What is expected: Repeat each line of the material exactly.

Start Data listing

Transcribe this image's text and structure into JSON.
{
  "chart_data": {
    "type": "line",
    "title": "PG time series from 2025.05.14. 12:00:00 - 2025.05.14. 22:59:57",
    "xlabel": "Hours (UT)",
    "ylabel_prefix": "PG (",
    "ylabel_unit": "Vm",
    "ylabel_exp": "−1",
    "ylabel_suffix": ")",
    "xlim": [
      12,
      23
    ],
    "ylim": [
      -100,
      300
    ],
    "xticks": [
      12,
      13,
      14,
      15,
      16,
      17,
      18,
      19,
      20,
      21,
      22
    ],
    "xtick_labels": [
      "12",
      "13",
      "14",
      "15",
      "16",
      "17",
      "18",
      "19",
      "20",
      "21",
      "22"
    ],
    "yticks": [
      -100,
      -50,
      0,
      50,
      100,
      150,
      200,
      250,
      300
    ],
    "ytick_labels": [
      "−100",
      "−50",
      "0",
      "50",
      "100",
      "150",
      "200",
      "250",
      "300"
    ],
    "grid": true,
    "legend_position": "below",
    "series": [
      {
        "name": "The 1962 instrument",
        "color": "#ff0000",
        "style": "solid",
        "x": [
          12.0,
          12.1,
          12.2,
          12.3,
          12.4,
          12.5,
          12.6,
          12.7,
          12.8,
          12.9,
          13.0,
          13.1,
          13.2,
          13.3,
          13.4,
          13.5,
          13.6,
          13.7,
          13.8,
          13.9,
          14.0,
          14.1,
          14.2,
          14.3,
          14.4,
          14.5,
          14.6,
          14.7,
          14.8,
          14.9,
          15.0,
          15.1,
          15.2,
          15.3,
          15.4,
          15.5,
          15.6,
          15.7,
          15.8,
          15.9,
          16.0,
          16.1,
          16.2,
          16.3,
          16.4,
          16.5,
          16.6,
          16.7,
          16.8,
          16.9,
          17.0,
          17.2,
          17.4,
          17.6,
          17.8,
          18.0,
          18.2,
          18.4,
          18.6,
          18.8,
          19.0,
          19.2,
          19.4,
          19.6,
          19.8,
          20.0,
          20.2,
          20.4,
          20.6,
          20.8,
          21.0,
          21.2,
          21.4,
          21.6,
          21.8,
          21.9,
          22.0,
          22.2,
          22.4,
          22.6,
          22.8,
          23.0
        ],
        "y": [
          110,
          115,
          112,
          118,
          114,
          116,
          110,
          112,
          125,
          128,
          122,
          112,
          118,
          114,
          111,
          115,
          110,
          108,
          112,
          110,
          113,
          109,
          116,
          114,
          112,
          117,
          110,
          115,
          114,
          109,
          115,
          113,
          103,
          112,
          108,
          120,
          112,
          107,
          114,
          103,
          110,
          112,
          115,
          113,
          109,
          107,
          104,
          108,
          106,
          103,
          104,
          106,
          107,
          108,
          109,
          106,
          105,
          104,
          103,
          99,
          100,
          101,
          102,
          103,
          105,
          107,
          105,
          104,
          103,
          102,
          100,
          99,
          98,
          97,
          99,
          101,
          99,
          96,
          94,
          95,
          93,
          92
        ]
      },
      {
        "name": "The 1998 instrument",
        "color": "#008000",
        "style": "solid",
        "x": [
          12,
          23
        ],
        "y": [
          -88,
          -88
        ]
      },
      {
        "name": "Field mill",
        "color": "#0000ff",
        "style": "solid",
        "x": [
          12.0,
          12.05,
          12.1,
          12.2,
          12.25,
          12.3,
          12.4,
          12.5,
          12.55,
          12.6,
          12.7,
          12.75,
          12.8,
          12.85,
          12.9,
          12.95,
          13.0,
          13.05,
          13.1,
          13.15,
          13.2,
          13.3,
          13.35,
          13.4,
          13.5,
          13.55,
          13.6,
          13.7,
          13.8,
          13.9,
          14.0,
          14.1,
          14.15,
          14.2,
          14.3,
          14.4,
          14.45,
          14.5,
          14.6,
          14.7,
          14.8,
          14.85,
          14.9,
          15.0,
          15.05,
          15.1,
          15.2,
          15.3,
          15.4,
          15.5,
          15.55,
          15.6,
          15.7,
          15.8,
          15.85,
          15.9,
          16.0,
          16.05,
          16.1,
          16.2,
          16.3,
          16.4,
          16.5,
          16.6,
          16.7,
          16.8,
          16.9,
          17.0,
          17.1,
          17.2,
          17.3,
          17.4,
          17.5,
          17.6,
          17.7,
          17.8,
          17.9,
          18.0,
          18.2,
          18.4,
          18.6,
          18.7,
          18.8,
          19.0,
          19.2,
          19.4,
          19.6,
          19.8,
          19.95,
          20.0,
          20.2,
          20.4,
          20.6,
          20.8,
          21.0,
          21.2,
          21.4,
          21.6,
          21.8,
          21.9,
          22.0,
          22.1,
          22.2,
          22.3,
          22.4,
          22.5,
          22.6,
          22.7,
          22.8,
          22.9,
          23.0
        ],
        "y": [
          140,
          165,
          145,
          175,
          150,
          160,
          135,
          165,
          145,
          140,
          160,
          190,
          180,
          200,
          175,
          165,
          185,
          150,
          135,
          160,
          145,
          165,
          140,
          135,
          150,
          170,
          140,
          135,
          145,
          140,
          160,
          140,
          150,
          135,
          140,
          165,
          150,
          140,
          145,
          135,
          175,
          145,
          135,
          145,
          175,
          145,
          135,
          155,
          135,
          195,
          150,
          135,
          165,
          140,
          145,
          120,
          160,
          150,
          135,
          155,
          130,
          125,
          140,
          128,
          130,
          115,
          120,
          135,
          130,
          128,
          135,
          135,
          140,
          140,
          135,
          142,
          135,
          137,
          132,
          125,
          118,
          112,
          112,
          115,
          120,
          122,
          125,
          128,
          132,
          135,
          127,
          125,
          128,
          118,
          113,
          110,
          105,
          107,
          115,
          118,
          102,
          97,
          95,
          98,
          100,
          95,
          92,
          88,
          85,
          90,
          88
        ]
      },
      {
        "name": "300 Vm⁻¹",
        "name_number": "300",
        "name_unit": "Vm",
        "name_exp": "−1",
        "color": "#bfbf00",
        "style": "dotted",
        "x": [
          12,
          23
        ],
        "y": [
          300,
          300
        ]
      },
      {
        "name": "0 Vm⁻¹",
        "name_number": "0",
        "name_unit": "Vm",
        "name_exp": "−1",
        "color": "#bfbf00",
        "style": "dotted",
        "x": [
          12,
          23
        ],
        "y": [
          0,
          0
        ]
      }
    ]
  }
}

End Data listing

Solved problem:
Transcribe this image's text and structure into JSON.
{
  "chart_data": {
    "type": "line",
    "title": "PG time series from 2025.05.14. 12:00:00 - 2025.05.14. 22:59:57",
    "xlabel": "Hours (UT)",
    "ylabel_prefix": "PG (",
    "ylabel_unit": "Vm",
    "ylabel_exp": "−1",
    "ylabel_suffix": ")",
    "xlim": [
      12,
      23
    ],
    "ylim": [
      -100,
      300
    ],
    "xticks": [
      12,
      13,
      14,
      15,
      16,
      17,
      18,
      19,
      20,
      21,
      22
    ],
    "xtick_labels": [
      "12",
      "13",
      "14",
      "15",
      "16",
      "17",
      "18",
      "19",
      "20",
      "21",
      "22"
    ],
    "yticks": [
      -100,
      -50,
      0,
      50,
      100,
      150,
      200,
      250,
      300
    ],
    "ytick_labels": [
      "−100",
      "−50",
      "0",
      "50",
      "100",
      "150",
      "200",
      "250",
      "300"
    ],
    "grid": true,
    "legend_position": "below",
    "series": [
      {
        "name": "The 1962 instrument",
        "color": "#ff0000",
        "style": "solid",
        "x": [
          12.0,
          12.1,
          12.2,
          12.3,
          12.4,
          12.5,
          12.6,
          12.7,
          12.8,
          12.9,
          13.0,
          13.1,
          13.2,
          13.3,
          13.4,
          13.5,
          13.6,
          13.7,
          13.8,
          13.9,
          14.0,
          14.1,
          14.2,
          14.3,
          14.4,
          14.5,
          14.6,
          14.7,
          14.8,
          14.9,
          15.0,
          15.1,
          15.2,
          15.3,
          15.4,
          15.5,
          15.6,
          15.7,
          15.8,
          15.9,
          16.0,
          16.1,
          16.2,
          16.3,
          16.4,
          16.5,
          16.6,
          16.7,
          16.8,
          16.9,
          17.0,
          17.2,
          17.4,
          17.6,
          17.8,
          18.0,
          18.2,
          18.4,
          18.6,
          18.8,
          19.0,
          19.2,
          19.4,
          19.6,
          19.8,
          20.0,
          20.2,
          20.4,
          20.6,
          20.8,
          21.0,
          21.2,
          21.4,
          21.6,
          21.8,
          21.9,
          22.0,
          22.2,
          22.4,
          22.6,
          22.8,
          23.0
        ],
        "y": [
          110,
          115,
          112,
          118,
          114,
          116,
          110,
          112,
          125,
          128,
          122,
          112,
          118,
          114,
          111,
          115,
          110,
          108,
          112,
          110,
          113,
          109,
          116,
          114,
          112,
          117,
          110,
          115,
          114,
          109,
          115,
          113,
          103,
          112,
          108,
          120,
          112,
          107,
          114,
          103,
          110,
          112,
          115,
          113,
          109,
          107,
          104,
          108,
          106,
          103,
          104,
          106,
          107,
          108,
          109,
          106,
          105,
          104,
          103,
          99,
          100,
          101,
          102,
          103,
          105,
          107,
          105,
          104,
          103,
          102,
          100,
          99,
          98,
          97,
          99,
          101,
          99,
          96,
          94,
          95,
          93,
          92
        ]
      },
      {
        "name": "The 1998 instrument",
        "color": "#008000",
        "style": "solid",
        "x": [
          12,
          23
        ],
        "y": [
          -88,
          -88
        ]
      },
      {
        "name": "Field mill",
        "color": "#0000ff",
        "style": "solid",
        "x": [
          12.0,
          12.05,
          12.1,
          12.2,
          12.25,
          12.3,
          12.4,
          12.5,
          12.55,
          12.6,
          12.7,
          12.75,
          12.8,
          12.85,
          12.9,
          12.95,
          13.0,
          13.05,
          13.1,
          13.15,
          13.2,
          13.3,
          13.35,
          13.4,
          13.5,
          13.55,
          13.6,
          13.7,
          13.8,
          13.9,
          14.0,
          14.1,
          14.15,
          14.2,
          14.3,
          14.4,
          14.45,
          14.5,
          14.6,
          14.7,
          14.8,
          14.85,
          14.9,
          15.0,
          15.05,
          15.1,
          15.2,
          15.3,
          15.4,
          15.5,
          15.55,
          15.6,
          15.7,
          15.8,
          15.85,
          15.9,
          16.0,
          16.05,
          16.1,
          16.2,
          16.3,
          16.4,
          16.5,
          16.6,
          16.7,
          16.8,
          16.9,
          17.0,
          17.1,
          17.2,
          17.3,
          17.4,
          17.5,
          17.6,
          17.7,
          17.8,
          17.9,
          18.0,
          18.2,
          18.4,
          18.6,
          18.7,
          18.8,
          19.0,
          19.2,
          19.4,
          19.6,
          19.8,
          19.95,
          20.0,
          20.2,
          20.4,
          20.6,
          20.8,
          21.0,
          21.2,
          21.4,
          21.6,
          21.8,
          21.9,
          22.0,
          22.1,
          22.2,
          22.3,
          22.4,
          22.5,
          22.6,
          22.7,
          22.8,
          22.9,
          23.0
        ],
        "y": [
          140,
          165,
          145,
          175,
          150,
          160,
          135,
          165,
          145,
          140,
          160,
          190,
          180,
          200,
          175,
          165,
          185,
          150,
          135,
          160,
          145,
          165,
          140,
          135,
          150,
          170,
          140,
          135,
          145,
          140,
          160,
          140,
          150,
          135,
          140,
          165,
          150,
          140,
          145,
          135,
          175,
          145,
          135,
          145,
          175,
          145,
          135,
          155,
          135,
          195,
          150,
          135,
          165,
          140,
          145,
          120,
          160,
          150,
          135,
          155,
          130,
          125,
          140,
          128,
          130,
          115,
          120,
          135,
          130,
          128,
          135,
          135,
          140,
          140,
          135,
          142,
          135,
          137,
          132,
          125,
          118,
          112,
          112,
          115,
          120,
          122,
          125,
          128,
          132,
          135,
          127,
          125,
          128,
          118,
          113,
          110,
          105,
          107,
          115,
          118,
          102,
          97,
          95,
          98,
          100,
          95,
          92,
          88,
          85,
          90,
          88
        ]
      },
      {
        "name": "300 Vm⁻¹",
        "name_number": "300",
        "name_unit": "Vm",
        "name_exp": "−1",
        "color": "#bfbf00",
        "style": "dotted",
        "x": [
          12,
          23
        ],
        "y": [
          300,
          300
        ]
      },
      {
        "name": "0 Vm⁻¹",
        "name_number": "0",
        "name_unit": "Vm",
        "name_exp": "−1",
        "color": "#bfbf00",
        "style": "dotted",
        "x": [
          12,
          23
        ],
        "y": [
          0,
          0
        ]
      }
    ]
  }
}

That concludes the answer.